■ **CONSIGNE A**: Résumez en deux phrases le document sur la stratégie d'économies d'Orange.
■ **CONSIGNE B**: Recopiez à l'identique les entrées, depuis leur première ligne jusqu'à la ligne contenant « staticText: 87% (809, 1254, 952, 1352) », celle-ci comprise.

Si SFR continue à reculer, Free et Bouygues dans un contexte de performances commerciales moindre continuent de performer financièrement quand Orange marque le pas, conséquence, de la Soshisation de notre stratégie pour stopper l’hémorragie.


8) La direction s’entête à dire qu’il « n’y a aucun projet économique » et pourtant c’est la seule stratégie qu’elle applique réellement depuis des années pour tenter de maintenir à flot le périmètre France faute d’innovation, d’ingéniosité et de prise de risque …
La direction affirme qu’il n’existe « aucun projet économique » dans cette réorganisation, alors même que les faits démontrent le contraire : les seuls plans réellement structurés et chiffrés du groupe depuis plusieurs
années sont des plans d’économies, seule méthode qu’elle a trouvée pour maintenir à flot le périmètre France.

➢Scale Up (2019–2022) : 1 Md€ d’économies nettes réalisées sur les OPEX, soit 705 M€ hors inflation (-5 %). Dans ce total, 405 M€ proviennent des frais de personnel, 134 M€ des frais généraux et 117 M€ des impôts et taxes.

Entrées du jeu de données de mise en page

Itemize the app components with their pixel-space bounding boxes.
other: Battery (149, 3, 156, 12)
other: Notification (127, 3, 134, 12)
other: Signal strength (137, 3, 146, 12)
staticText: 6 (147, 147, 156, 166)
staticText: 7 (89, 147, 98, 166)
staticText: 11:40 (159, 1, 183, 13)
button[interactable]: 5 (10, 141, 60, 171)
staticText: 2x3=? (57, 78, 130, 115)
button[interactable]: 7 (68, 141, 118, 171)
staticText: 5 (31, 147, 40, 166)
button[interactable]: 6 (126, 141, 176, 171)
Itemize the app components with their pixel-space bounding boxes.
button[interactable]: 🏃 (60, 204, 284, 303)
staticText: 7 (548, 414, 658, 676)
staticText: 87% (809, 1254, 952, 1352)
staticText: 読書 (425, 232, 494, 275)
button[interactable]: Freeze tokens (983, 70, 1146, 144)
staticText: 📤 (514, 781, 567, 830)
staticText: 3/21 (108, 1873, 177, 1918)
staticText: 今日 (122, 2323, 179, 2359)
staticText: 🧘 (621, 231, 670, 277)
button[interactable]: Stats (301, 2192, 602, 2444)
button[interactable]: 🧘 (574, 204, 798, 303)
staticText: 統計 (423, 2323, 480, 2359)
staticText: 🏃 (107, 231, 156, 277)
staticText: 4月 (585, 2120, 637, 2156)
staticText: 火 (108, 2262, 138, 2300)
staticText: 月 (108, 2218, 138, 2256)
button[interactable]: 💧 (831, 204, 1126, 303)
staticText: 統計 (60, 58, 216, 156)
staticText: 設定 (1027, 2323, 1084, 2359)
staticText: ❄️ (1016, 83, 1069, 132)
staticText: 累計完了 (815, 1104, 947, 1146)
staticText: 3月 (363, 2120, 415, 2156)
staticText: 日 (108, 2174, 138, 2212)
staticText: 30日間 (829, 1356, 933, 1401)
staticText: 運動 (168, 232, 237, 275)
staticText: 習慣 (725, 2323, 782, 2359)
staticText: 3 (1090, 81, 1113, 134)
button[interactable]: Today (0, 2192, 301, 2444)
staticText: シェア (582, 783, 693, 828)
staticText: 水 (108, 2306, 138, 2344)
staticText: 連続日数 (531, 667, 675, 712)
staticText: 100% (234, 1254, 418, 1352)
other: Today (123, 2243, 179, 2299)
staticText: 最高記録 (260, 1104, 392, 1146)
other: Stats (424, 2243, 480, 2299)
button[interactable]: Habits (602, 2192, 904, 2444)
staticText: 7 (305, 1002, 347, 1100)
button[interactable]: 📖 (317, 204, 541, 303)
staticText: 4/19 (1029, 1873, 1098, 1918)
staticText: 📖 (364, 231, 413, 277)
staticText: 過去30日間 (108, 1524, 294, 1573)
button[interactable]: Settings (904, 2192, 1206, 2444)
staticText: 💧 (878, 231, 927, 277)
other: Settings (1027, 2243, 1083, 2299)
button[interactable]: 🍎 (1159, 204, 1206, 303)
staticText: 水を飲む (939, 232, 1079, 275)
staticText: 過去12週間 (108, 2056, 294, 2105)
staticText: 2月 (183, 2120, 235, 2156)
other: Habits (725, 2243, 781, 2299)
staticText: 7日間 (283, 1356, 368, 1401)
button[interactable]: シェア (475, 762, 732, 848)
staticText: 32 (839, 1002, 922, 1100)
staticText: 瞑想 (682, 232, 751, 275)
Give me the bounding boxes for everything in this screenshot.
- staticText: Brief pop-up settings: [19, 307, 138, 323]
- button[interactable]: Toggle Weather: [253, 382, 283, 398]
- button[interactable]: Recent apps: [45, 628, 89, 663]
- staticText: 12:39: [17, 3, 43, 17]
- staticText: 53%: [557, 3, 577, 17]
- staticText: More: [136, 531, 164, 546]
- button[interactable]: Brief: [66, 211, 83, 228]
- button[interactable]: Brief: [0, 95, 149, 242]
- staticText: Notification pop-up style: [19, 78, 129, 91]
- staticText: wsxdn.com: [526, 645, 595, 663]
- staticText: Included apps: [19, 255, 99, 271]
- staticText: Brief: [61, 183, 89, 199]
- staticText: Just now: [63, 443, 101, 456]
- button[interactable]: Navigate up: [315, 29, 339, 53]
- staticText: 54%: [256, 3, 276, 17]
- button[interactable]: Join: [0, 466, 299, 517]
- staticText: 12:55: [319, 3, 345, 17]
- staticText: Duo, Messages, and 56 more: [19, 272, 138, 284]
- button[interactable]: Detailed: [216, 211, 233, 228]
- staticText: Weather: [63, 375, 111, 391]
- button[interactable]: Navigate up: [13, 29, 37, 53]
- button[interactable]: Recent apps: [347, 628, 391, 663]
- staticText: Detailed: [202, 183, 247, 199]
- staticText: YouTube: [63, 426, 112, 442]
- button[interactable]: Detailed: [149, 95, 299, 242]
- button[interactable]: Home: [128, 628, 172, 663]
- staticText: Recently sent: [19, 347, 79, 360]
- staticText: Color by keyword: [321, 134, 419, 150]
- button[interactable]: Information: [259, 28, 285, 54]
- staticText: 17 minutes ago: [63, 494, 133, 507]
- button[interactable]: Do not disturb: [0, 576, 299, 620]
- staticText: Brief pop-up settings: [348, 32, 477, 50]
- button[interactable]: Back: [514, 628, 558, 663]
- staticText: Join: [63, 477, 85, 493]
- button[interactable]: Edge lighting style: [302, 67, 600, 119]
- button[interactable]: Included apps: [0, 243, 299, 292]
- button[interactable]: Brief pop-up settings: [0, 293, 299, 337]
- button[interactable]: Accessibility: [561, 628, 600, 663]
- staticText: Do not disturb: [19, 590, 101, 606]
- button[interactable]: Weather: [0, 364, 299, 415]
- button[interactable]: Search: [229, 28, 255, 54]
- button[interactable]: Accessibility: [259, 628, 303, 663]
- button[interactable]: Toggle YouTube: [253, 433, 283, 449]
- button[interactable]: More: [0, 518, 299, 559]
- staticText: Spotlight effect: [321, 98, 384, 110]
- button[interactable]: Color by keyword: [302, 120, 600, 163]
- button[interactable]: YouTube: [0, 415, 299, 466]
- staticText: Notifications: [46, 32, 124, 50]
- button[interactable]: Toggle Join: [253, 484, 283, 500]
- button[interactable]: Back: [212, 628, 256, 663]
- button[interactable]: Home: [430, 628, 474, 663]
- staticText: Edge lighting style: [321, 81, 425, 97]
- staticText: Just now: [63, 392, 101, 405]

■ **CORRIGÉ A**: SFR continue de reculer, Free et Bouygues continuent de performer financièrement, et Orange marque le pas. La direction affirme qu'il n'existe « aucun projet économique », alors que depuis plusieurs années ses seuls plans réellement structurés et chiffrés sont des plans d'économies, comme Scale Up (2019–2022) et ses 1 Md€ d'économies nettes réalisées sur les OPEX.

■ **CORRIGÉ B**:
Itemize the app components with their pixel-space bounding boxes.
other: Battery (149, 3, 156, 12)
other: Notification (127, 3, 134, 12)
other: Signal strength (137, 3, 146, 12)
staticText: 6 (147, 147, 156, 166)
staticText: 7 (89, 147, 98, 166)
staticText: 11:40 (159, 1, 183, 13)
button[interactable]: 5 (10, 141, 60, 171)
staticText: 2x3=? (57, 78, 130, 115)
button[interactable]: 7 (68, 141, 118, 171)
staticText: 5 (31, 147, 40, 166)
button[interactable]: 6 (126, 141, 176, 171)
Itemize the app components with their pixel-space bounding boxes.
button[interactable]: 🏃 (60, 204, 284, 303)
staticText: 7 (548, 414, 658, 676)
staticText: 87% (809, 1254, 952, 1352)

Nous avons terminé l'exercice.